* _演習の構成_:
1) 小津と日本についてのインタビューで、これまでに観た中で最も美しいイメージがちりばめられている作品として挙げられている映画は何か。
2) 小津と日本についてのインタビューを、最後の文のあとから書き継げ。

Q: 今回の初来日で、小津や日本について何か新発見したことはありますか?
 
日本人は集団主義的(collective)で、アメリカ人は個人主義的な気がします。そのせいか、小津の映画はとても入念な感じがあります。日本では誰もが仕事に長けており、業務内容に関係なく、人々は最善を尽くしているように見えます。アメリカとものすごく違い、すべてが細部にわたって考え抜かれているんです。引き出しの中には…必要な小物が完璧な形で整えてある。
 
(日本に来て)方々歩き回っていると、ときどき道に迷うほど圧倒されることがあって──『浮草』(1959)は私がこれまでに観た中で、最も美しいイメージがちりばめられている作品でしたが──街を歩いていても…あの映画と同じ美しさを感じることができます。駅の近くに駐めてある自転車に鍵がかかっていないなんて、これこそ共同体(collective)の美質です。
 
Q: 写真とメモ書きでいっぱいのノートをお持ちですね?
 
カンニングペーパーです。この旅のため、シンポジウムのために作りました。シンポジウムでは2時間話すかもしれないと思ってたのに、実際は2分で終わってしまいました(笑)。すごく緊張していました。でも短かったことは気にしていません。
ケリー・ライカート インタビュー
 
ケリー・ライカート インタビュー
 
私は日本でたくさんの小津的な写真を撮りました。彼の目を通じて風景を見て、そして撮っていました。廊下や路地裏を小津はいつも撮影をしていましたね。それらを見て、とても美しいと感じていました。

* _データ項目_:
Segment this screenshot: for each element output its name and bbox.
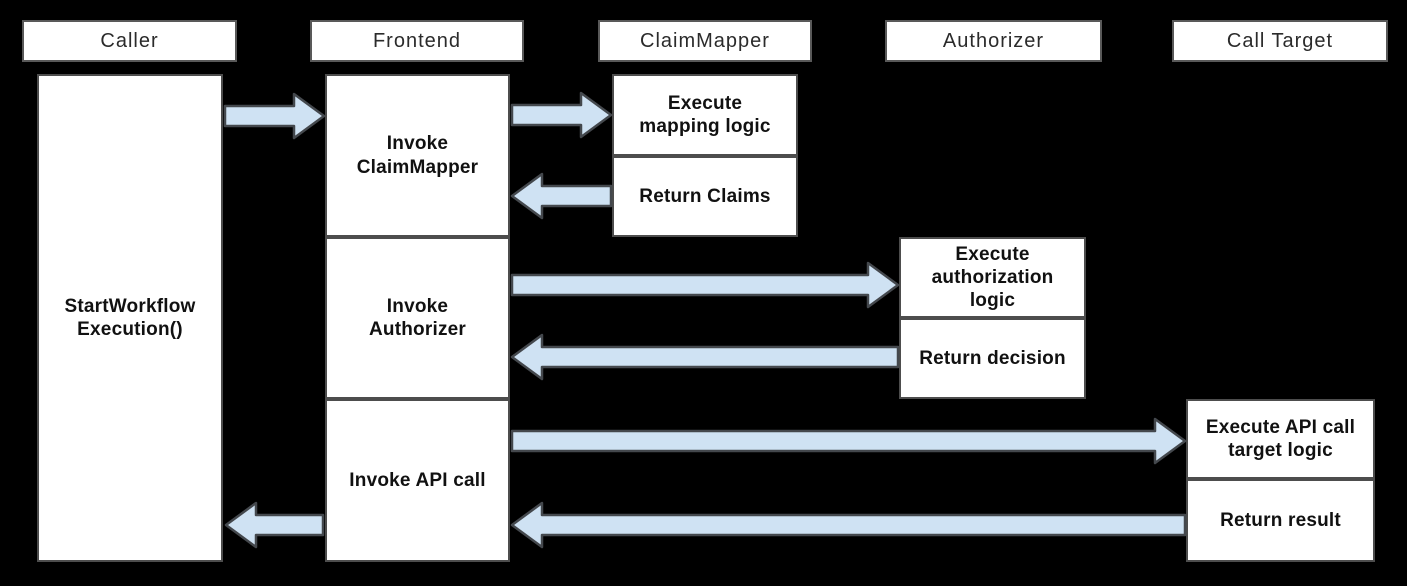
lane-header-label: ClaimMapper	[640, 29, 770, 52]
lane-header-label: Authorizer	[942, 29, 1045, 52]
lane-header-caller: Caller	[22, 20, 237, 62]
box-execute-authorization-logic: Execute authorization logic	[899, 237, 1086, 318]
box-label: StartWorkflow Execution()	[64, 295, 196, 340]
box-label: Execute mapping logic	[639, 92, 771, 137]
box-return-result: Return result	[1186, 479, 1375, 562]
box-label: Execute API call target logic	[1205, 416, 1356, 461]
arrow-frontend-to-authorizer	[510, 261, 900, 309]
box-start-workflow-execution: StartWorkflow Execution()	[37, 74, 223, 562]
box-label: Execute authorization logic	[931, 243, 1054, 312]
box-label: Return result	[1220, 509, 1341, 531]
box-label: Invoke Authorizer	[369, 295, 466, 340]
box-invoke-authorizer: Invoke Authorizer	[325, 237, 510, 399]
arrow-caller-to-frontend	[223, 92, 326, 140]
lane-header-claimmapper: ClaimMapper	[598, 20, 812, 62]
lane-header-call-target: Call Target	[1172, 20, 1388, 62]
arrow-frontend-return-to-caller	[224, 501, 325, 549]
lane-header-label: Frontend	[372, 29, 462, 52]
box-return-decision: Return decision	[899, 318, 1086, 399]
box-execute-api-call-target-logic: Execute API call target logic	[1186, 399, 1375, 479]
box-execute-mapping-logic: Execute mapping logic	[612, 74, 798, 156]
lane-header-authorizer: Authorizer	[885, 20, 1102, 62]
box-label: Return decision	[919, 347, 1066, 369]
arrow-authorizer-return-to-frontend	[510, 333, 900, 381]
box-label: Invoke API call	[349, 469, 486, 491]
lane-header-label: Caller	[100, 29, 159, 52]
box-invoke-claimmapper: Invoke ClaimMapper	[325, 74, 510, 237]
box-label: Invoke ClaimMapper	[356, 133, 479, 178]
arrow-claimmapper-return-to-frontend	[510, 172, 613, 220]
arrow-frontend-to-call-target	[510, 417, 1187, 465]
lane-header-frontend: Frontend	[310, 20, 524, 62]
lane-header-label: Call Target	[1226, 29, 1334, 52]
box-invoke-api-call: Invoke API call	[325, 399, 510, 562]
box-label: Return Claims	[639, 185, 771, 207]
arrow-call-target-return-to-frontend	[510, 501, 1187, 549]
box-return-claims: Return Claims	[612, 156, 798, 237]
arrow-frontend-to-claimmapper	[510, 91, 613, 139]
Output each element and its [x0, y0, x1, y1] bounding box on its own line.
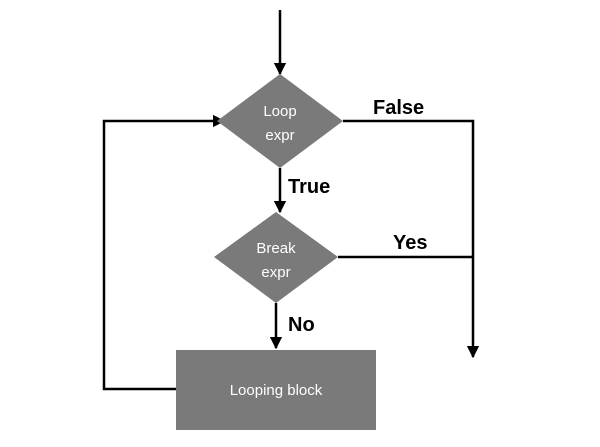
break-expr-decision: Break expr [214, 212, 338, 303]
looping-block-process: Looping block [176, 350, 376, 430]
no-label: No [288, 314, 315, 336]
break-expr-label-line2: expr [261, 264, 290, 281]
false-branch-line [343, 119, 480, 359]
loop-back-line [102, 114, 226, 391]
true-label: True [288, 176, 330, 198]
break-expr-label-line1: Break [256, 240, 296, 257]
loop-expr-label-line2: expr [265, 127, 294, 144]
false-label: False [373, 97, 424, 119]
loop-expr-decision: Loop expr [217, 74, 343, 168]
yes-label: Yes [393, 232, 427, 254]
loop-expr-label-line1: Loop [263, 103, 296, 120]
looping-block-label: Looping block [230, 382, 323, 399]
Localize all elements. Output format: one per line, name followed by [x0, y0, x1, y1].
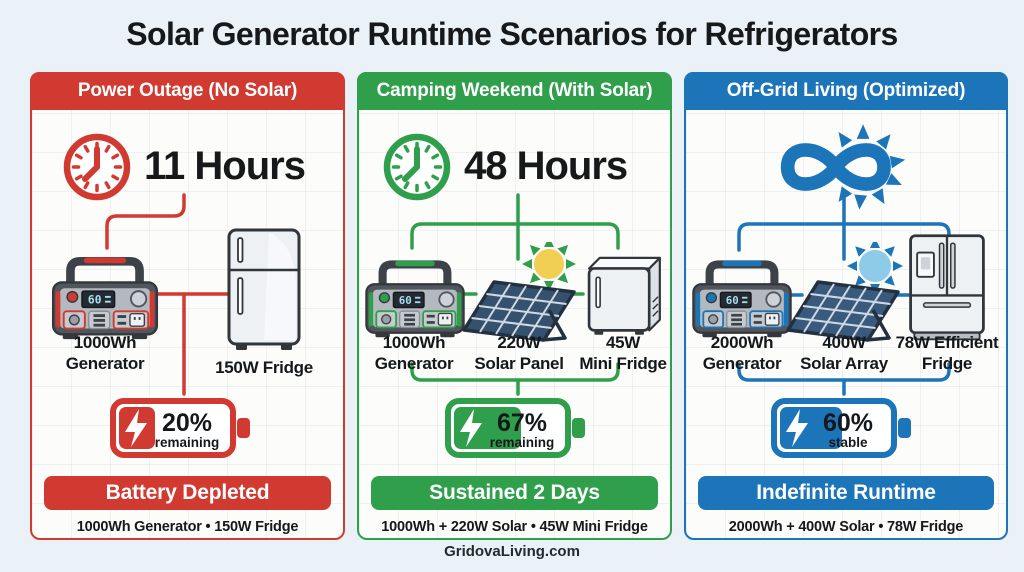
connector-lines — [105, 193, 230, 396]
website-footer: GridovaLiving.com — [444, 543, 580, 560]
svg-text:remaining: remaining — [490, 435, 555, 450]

* _演習の結果_:
1) 『浮草』(1959)である。

2)
 
Q: あなたの映画のお話も聞かせてください。
 
自作に関わる話をしていいなら、私の最も新しい作品に陶器がたくさん出てくることもあって、(今回の来日では)京都まで足を伸ばして、陶芸家の河井寛次郎(1966年、71歳没)の記念館に行ってきました。お住まいだった場所が工房で、そこに巨大な窯があるんです。美しい場所でした。
 
Q: その最新作『ショーイング・アップ』とひとつ前の『ファースト・カウ』が12月に日本で劇場公開されます。
 
これまで日本では、何か1本が1度上映されただけだと思います。だから日本の方がどうやって私の作品を知ったのかよくわからなくて。ストリーミング配信でしょうか?
 
Q: いまは配信もありますが、2020年と2021年にあなたの特集上映が催されて、大変話題になったんですよ。
 
そうなの。知らなかったわ。グレイト! 日本で公開されるのはとてもうれしいです。『ショーイング・アップ』では『雨月物語』(1953/ 溝口健二)のことをよく考えていて、『ファースト・カウ』でも大きな影響を受けています。だから日本で上映できてよかった。私が最も影響を受けたのは、おそらくフランスと日本の映画監督からです。小津安二郎のような日本の映画監督は、「大丈夫、ゆっくりやってもいいよ」と教えてくれます。役者を見つめるとき静寂は大切です。ブレッソンも同じことを言っていましたね。キャラクターも常に場所の一部であり、彼らのいる環境が非常に重要で、熟考されているんです。『雨月物語』やサタジット・レイのオプー 三部作──『大地のうた』(1955)『大河のうた』(1957)『大樹のうた』(1958)──でも、これらの要素は非常に重要でした。小津は地面に近い、とても低い位置から撮影しています。ですから私も、低い位置から撮影された映画を参考のために観ていました。
 
Q: あなたはこの夏の「バーベンハイマー」騒動に懐疑的でしたね?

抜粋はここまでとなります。